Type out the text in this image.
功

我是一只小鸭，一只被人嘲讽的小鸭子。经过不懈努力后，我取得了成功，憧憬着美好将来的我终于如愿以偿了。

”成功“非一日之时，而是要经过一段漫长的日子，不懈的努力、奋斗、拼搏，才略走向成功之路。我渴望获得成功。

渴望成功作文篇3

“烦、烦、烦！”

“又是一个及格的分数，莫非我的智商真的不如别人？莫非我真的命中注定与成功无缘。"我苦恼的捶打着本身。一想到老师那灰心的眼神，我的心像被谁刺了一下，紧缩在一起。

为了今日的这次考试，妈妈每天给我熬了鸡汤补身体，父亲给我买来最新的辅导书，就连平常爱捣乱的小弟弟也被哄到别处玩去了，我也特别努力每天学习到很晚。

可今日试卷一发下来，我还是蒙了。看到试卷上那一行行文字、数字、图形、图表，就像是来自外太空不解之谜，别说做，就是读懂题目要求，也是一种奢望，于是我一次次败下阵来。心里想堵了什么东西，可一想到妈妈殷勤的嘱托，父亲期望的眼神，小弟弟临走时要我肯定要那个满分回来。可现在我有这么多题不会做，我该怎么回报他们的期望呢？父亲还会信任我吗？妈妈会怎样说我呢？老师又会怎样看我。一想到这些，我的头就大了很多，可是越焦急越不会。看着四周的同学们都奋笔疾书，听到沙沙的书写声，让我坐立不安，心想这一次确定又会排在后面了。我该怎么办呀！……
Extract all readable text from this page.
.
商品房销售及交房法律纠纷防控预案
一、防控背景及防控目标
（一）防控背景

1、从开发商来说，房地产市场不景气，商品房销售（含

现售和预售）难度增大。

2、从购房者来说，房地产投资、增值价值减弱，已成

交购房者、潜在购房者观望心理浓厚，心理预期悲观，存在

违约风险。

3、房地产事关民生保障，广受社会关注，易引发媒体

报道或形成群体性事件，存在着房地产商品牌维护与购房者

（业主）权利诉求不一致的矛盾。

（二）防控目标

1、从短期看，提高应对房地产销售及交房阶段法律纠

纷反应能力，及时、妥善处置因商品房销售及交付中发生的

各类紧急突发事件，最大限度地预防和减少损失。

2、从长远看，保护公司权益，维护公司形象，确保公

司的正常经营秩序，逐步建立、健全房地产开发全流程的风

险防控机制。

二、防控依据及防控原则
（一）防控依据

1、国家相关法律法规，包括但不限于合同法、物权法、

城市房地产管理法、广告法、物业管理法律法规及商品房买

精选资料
#####
Look for the word "this" in every line of the listing and copy the lines that have it.

• Response to the exercise:
Type out the text in this image.
Extract all readable text from this page.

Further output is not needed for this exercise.